> Instructions to follow
Without the pictures, return each record as it appears.

-- -- --

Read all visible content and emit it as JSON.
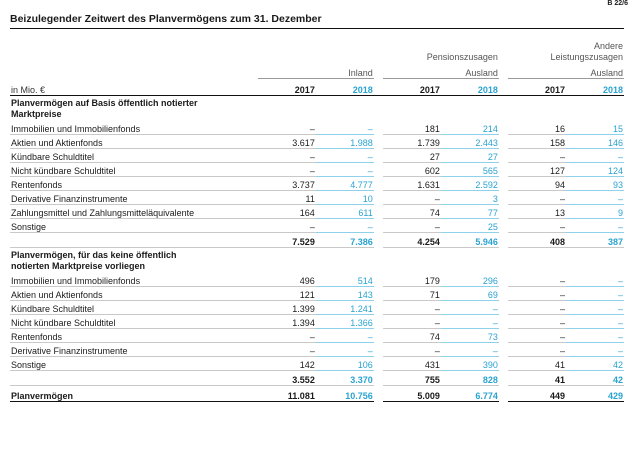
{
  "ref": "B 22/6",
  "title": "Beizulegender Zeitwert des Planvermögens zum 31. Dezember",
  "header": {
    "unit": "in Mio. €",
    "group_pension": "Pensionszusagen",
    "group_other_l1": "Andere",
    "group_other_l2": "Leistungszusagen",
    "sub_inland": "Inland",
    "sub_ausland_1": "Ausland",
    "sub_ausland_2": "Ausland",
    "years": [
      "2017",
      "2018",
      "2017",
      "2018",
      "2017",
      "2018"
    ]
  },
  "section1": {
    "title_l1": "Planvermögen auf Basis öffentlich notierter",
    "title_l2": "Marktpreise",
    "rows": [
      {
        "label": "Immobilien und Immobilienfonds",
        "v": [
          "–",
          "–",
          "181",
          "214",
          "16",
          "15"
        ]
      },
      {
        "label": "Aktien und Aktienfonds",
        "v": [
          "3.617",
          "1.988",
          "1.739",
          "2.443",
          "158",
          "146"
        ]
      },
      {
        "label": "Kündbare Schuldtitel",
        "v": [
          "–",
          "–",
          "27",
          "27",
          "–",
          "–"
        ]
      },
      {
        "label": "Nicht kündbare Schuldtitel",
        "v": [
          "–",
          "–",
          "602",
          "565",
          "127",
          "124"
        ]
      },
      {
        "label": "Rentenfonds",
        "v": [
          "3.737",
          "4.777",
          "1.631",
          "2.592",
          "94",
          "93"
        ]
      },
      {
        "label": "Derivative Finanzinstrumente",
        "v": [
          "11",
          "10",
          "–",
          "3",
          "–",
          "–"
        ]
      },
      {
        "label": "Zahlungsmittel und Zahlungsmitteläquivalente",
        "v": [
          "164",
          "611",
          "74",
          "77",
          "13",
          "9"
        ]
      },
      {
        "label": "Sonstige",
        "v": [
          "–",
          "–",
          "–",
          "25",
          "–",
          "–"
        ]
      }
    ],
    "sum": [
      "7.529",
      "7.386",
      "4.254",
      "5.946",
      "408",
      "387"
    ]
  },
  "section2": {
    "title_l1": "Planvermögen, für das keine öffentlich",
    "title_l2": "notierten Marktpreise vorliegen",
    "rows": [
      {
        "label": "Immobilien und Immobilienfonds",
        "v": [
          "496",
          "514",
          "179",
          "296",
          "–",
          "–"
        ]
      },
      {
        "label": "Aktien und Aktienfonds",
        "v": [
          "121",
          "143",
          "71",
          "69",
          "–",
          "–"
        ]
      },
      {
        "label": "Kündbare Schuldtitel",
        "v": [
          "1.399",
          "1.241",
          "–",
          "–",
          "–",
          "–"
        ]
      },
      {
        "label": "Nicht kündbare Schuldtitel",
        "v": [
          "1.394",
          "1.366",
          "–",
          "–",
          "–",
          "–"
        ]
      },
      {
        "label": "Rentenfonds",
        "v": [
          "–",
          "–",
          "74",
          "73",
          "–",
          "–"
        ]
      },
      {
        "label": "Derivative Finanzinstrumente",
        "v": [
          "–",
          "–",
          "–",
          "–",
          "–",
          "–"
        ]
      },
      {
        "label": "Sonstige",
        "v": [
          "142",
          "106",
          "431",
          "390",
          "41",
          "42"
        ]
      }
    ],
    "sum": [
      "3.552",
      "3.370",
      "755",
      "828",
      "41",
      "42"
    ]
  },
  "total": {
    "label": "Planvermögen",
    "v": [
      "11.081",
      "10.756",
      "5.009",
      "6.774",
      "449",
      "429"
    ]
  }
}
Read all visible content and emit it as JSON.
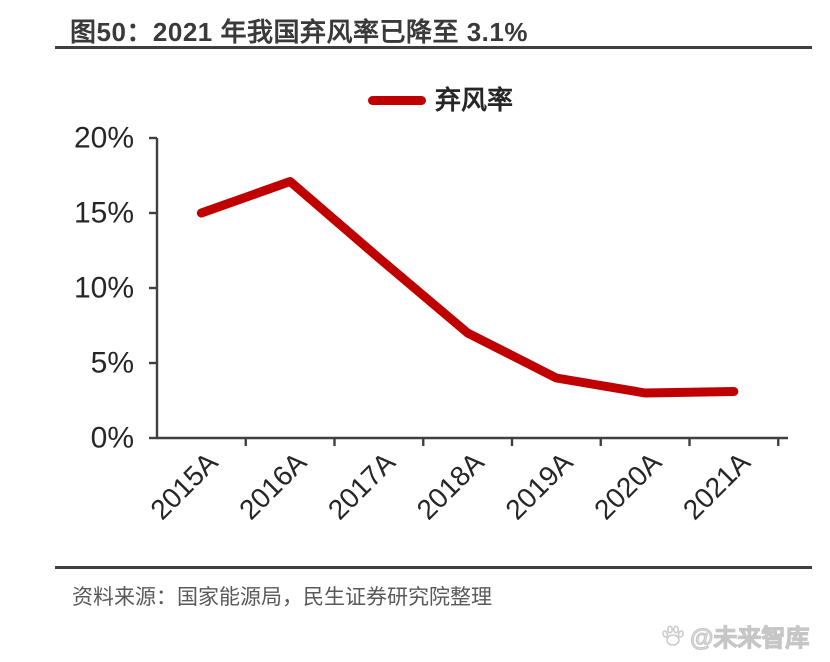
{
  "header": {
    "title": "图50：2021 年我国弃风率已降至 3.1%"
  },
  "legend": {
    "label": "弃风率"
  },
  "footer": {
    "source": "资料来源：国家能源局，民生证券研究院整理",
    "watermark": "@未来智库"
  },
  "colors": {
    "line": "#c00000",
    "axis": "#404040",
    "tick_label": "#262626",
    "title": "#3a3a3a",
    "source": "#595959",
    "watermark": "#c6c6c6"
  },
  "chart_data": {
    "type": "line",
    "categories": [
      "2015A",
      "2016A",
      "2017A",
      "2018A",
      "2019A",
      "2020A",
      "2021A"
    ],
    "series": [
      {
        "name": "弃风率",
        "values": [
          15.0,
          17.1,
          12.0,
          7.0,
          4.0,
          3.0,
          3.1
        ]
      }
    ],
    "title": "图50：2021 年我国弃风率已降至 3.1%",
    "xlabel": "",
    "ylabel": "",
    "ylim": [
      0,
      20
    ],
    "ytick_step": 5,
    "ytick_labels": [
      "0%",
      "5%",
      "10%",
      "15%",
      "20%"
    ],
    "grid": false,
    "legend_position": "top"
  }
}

-- -- --

> Result
Read all visible content and emit it as JSON.
{
  "ref": "B 22/6",
  "title": "Beizulegender Zeitwert des Planvermögens zum 31. Dezember",
  "header": {
    "unit": "in Mio. €",
    "group_pension": "Pensionszusagen",
    "group_other_l1": "Andere",
    "group_other_l2": "Leistungszusagen",
    "sub_inland": "Inland",
    "sub_ausland_1": "Ausland",
    "sub_ausland_2": "Ausland",
    "years": [
      "2017",
      "2018",
      "2017",
      "2018",
      "2017",
      "2018"
    ]
  },
  "section1": {
    "title_l1": "Planvermögen auf Basis öffentlich notierter",
    "title_l2": "Marktpreise",
    "rows": [
      {
        "label": "Immobilien und Immobilienfonds",
        "v": [
          "–",
          "–",
          "181",
          "214",
          "16",
          "15"
        ]
      },
      {
        "label": "Aktien und Aktienfonds",
        "v": [
          "3.617",
          "1.988",
          "1.739",
          "2.443",
          "158",
          "146"
        ]
      },
      {
        "label": "Kündbare Schuldtitel",
        "v": [
          "–",
          "–",
          "27",
          "27",
          "–",
          "–"
        ]
      },
      {
        "label": "Nicht kündbare Schuldtitel",
        "v": [
          "–",
          "–",
          "602",
          "565",
          "127",
          "124"
        ]
      },
      {
        "label": "Rentenfonds",
        "v": [
          "3.737",
          "4.777",
          "1.631",
          "2.592",
          "94",
          "93"
        ]
      },
      {
        "label": "Derivative Finanzinstrumente",
        "v": [
          "11",
          "10",
          "–",
          "3",
          "–",
          "–"
        ]
      },
      {
        "label": "Zahlungsmittel und Zahlungsmitteläquivalente",
        "v": [
          "164",
          "611",
          "74",
          "77",
          "13",
          "9"
        ]
      },
      {
        "label": "Sonstige",
        "v": [
          "–",
          "–",
          "–",
          "25",
          "–",
          "–"
        ]
      }
    ],
    "sum": [
      "7.529",
      "7.386",
      "4.254",
      "5.946",
      "408",
      "387"
    ]
  },
  "section2": {
    "title_l1": "Planvermögen, für das keine öffentlich",
    "title_l2": "notierten Marktpreise vorliegen",
    "rows": [
      {
        "label": "Immobilien und Immobilienfonds",
        "v": [
          "496",
          "514",
          "179",
          "296",
          "–",
          "–"
        ]
      },
      {
        "label": "Aktien und Aktienfonds",
        "v": [
          "121",
          "143",
          "71",
          "69",
          "–",
          "–"
        ]
      },
      {
        "label": "Kündbare Schuldtitel",
        "v": [
          "1.399",
          "1.241",
          "–",
          "–",
          "–",
          "–"
        ]
      },
      {
        "label": "Nicht kündbare Schuldtitel",
        "v": [
          "1.394",
          "1.366",
          "–",
          "–",
          "–",
          "–"
        ]
      },
      {
        "label": "Rentenfonds",
        "v": [
          "–",
          "–",
          "74",
          "73",
          "–",
          "–"
        ]
      },
      {
        "label": "Derivative Finanzinstrumente",
        "v": [
          "–",
          "–",
          "–",
          "–",
          "–",
          "–"
        ]
      },
      {
        "label": "Sonstige",
        "v": [
          "142",
          "106",
          "431",
          "390",
          "41",
          "42"
        ]
      }
    ],
    "sum": [
      "3.552",
      "3.370",
      "755",
      "828",
      "41",
      "42"
    ]
  },
  "total": {
    "label": "Planvermögen",
    "v": [
      "11.081",
      "10.756",
      "5.009",
      "6.774",
      "449",
      "429"
    ]
  }
}
Read all visible content and emit it as JSON.
{
  "header": {
    "title": "图50：2021 年我国弃风率已降至 3.1%"
  },
  "legend": {
    "label": "弃风率"
  },
  "footer": {
    "source": "资料来源：国家能源局，民生证券研究院整理",
    "watermark": "@未来智库"
  },
  "colors": {
    "line": "#c00000",
    "axis": "#404040",
    "tick_label": "#262626",
    "title": "#3a3a3a",
    "source": "#595959",
    "watermark": "#c6c6c6"
  },
  "chart_data": {
    "type": "line",
    "categories": [
      "2015A",
      "2016A",
      "2017A",
      "2018A",
      "2019A",
      "2020A",
      "2021A"
    ],
    "series": [
      {
        "name": "弃风率",
        "values": [
          15.0,
          17.1,
          12.0,
          7.0,
          4.0,
          3.0,
          3.1
        ]
      }
    ],
    "title": "图50：2021 年我国弃风率已降至 3.1%",
    "xlabel": "",
    "ylabel": "",
    "ylim": [
      0,
      20
    ],
    "ytick_step": 5,
    "ytick_labels": [
      "0%",
      "5%",
      "10%",
      "15%",
      "20%"
    ],
    "grid": false,
    "legend_position": "top"
  }
}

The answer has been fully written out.